- **Testo dato**:
══════════

Repubblica 3.3.16
Le radici comuni
di Ezio Mauro
QUANDO
si andava a trovare Carlo Caracciolo, nel vecchio palazzo di via Po al
numero 12, davanti alla porta era appesa al muro una gigantografia del
primo numero dell’Espresso con la data del 2 ottobre 1955, il prezzo di
50 lire, quella “E” gigantesca ed elegante della testata preceduta
dall’apostrofo che sarebbe diventato un marchio, e due soli articoli
nell’intera prima pagina, oltre all’editoriale di presentazione del
settimanale, anonimo. Due firme, quindi, per la copertina di quel numero
storico: Nicola Adelfi e Vittorio Gorresio. Erano due firme della
Stampa.
DIVERSE per natura, distinte per scelta e lontane per
forza di cose, le nature delle due scuole giornalistiche si sono spesso
intrecciate in questo lunghissimo dopoguerra. Intanto Caracciolo era
cognato di Gianni Agnelli, patron della
Stampa, che vedeva in lui –
come ripeteva sempre - «l’unico vero editore di giornali che c’è in
Italia». Non era il solo legame familiare: Eugenio Scalfari, fondatore
prima dell’Espresso e poi di Repubblica, era genero di Giulio De
Benedetti, lo storico direttore della Stampa dove regnò indiscusso per
vent’anni, e con lui la domenica mattina passeggiando nei boschi di
Rosta tra mille cose si finiva sempre per parlare del settimanale romano
e del quotidiano torinese della Fiat, del loro giornalismo. Roma e
Torino sono diverse anche nelle abitudini e negli stili giornalistici,
naturalmente, ma quella storie separate hanno continuato a incrociarsi.
Oggi il direttore di Repubblica, Mario Calabresi, viene dalla Stampa.

══════════

- **Righe mostrate**:
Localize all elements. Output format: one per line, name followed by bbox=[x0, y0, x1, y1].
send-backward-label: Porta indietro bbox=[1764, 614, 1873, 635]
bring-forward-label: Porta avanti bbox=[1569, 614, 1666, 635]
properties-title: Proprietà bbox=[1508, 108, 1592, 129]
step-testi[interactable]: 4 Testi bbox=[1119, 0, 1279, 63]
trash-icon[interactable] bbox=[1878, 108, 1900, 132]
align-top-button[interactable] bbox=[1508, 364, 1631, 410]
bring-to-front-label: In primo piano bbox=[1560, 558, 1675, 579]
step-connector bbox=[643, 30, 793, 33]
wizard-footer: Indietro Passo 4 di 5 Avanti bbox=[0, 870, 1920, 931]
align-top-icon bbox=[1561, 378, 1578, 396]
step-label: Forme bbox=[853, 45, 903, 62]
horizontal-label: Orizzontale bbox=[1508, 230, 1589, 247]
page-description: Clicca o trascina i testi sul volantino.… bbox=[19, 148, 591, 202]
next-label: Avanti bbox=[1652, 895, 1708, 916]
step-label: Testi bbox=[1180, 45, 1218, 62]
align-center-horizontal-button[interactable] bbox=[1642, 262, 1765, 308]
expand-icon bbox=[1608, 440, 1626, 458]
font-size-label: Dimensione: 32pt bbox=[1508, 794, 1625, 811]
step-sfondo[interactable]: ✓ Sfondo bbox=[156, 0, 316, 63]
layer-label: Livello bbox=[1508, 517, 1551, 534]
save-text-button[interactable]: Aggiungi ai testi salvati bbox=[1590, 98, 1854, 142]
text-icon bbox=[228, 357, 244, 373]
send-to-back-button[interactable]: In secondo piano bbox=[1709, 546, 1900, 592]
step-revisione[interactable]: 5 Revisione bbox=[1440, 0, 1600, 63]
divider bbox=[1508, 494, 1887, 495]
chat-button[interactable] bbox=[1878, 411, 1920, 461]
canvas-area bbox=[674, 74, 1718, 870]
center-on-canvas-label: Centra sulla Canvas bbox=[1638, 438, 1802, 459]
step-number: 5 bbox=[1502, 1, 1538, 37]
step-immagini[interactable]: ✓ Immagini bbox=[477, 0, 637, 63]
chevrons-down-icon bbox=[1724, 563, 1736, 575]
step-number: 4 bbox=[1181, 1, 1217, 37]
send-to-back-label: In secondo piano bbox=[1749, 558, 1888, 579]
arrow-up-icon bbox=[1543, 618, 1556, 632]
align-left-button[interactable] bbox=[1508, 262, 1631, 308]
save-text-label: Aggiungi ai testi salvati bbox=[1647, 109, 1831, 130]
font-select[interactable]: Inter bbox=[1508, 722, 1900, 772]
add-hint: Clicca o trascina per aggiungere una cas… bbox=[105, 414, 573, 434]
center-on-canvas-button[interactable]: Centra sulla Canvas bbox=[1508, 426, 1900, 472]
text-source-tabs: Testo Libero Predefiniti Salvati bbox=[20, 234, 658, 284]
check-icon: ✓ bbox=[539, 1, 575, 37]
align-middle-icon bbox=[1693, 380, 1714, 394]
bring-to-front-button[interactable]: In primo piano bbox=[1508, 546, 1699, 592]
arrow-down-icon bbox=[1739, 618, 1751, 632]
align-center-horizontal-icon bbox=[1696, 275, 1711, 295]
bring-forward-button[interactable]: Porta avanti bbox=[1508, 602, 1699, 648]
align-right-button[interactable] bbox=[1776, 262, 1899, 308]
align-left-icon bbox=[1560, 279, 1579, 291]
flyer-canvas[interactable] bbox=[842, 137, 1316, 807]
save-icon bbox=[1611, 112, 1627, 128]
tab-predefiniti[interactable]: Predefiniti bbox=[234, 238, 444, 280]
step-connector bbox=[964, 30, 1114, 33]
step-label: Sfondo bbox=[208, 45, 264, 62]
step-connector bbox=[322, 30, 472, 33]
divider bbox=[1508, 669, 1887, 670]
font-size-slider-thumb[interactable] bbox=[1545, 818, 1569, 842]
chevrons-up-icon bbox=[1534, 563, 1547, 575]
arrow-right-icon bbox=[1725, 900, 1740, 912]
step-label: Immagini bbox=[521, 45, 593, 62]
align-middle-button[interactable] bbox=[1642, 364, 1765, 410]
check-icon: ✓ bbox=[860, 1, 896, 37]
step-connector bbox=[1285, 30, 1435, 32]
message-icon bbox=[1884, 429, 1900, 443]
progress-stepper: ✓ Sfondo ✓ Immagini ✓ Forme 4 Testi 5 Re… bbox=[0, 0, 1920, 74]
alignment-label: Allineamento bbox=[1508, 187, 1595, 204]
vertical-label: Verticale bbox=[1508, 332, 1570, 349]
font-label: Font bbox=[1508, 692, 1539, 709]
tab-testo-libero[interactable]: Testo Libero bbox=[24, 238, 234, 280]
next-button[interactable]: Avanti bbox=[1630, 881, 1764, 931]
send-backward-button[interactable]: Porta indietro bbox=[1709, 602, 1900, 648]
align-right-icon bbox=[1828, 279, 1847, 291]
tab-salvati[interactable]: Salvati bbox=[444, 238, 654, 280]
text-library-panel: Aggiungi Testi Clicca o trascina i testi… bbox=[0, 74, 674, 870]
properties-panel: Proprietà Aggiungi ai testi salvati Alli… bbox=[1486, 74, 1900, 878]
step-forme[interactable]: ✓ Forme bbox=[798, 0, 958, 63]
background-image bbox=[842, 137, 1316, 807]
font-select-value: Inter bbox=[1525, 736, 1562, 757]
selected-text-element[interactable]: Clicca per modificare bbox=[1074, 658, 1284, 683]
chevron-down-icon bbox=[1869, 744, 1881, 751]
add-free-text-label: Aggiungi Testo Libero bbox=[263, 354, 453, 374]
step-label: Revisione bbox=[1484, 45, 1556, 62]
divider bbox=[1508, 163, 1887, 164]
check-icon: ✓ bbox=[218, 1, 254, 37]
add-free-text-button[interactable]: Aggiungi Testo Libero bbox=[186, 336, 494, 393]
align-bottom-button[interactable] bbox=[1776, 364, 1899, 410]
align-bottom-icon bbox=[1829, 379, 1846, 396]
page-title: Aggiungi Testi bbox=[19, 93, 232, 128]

══════════

- **Compiti da svolgere**:
1) Traduci in inglese questa frase del testo dato: "Oggi il direttore di Repubblica, Mario Calabresi, viene dalla Stampa."
2) Per favore, riporta senza alcuna modifica le righe mostrate, dall'inizio fino alla riga che contiene "step-immagini[interactable]: ✓ Immagini", compresa.

- **Risposte**:
1) Today the editor of Repubblica, Mario Calabresi, comes from the Stampa.

2)
Localize all elements. Output format: one per line, name followed by bbox=[x0, y0, x1, y1].
send-backward-label: Porta indietro bbox=[1764, 614, 1873, 635]
bring-forward-label: Porta avanti bbox=[1569, 614, 1666, 635]
properties-title: Proprietà bbox=[1508, 108, 1592, 129]
step-testi[interactable]: 4 Testi bbox=[1119, 0, 1279, 63]
trash-icon[interactable] bbox=[1878, 108, 1900, 132]
align-top-button[interactable] bbox=[1508, 364, 1631, 410]
bring-to-front-label: In primo piano bbox=[1560, 558, 1675, 579]
step-connector bbox=[643, 30, 793, 33]
wizard-footer: Indietro Passo 4 di 5 Avanti bbox=[0, 870, 1920, 931]
align-top-icon bbox=[1561, 378, 1578, 396]
step-label: Forme bbox=[853, 45, 903, 62]
horizontal-label: Orizzontale bbox=[1508, 230, 1589, 247]
page-description: Clicca o trascina i testi sul volantino.… bbox=[19, 148, 591, 202]
next-label: Avanti bbox=[1652, 895, 1708, 916]
step-label: Testi bbox=[1180, 45, 1218, 62]
align-center-horizontal-button[interactable] bbox=[1642, 262, 1765, 308]
expand-icon bbox=[1608, 440, 1626, 458]
font-size-label: Dimensione: 32pt bbox=[1508, 794, 1625, 811]
step-sfondo[interactable]: ✓ Sfondo bbox=[156, 0, 316, 63]
layer-label: Livello bbox=[1508, 517, 1551, 534]
save-text-button[interactable]: Aggiungi ai testi salvati bbox=[1590, 98, 1854, 142]
text-icon bbox=[228, 357, 244, 373]
send-to-back-button[interactable]: In secondo piano bbox=[1709, 546, 1900, 592]
step-revisione[interactable]: 5 Revisione bbox=[1440, 0, 1600, 63]
divider bbox=[1508, 494, 1887, 495]
chat-button[interactable] bbox=[1878, 411, 1920, 461]
canvas-area bbox=[674, 74, 1718, 870]
center-on-canvas-label: Centra sulla Canvas bbox=[1638, 438, 1802, 459]
step-number: 5 bbox=[1502, 1, 1538, 37]
step-immagini[interactable]: ✓ Immagini bbox=[477, 0, 637, 63]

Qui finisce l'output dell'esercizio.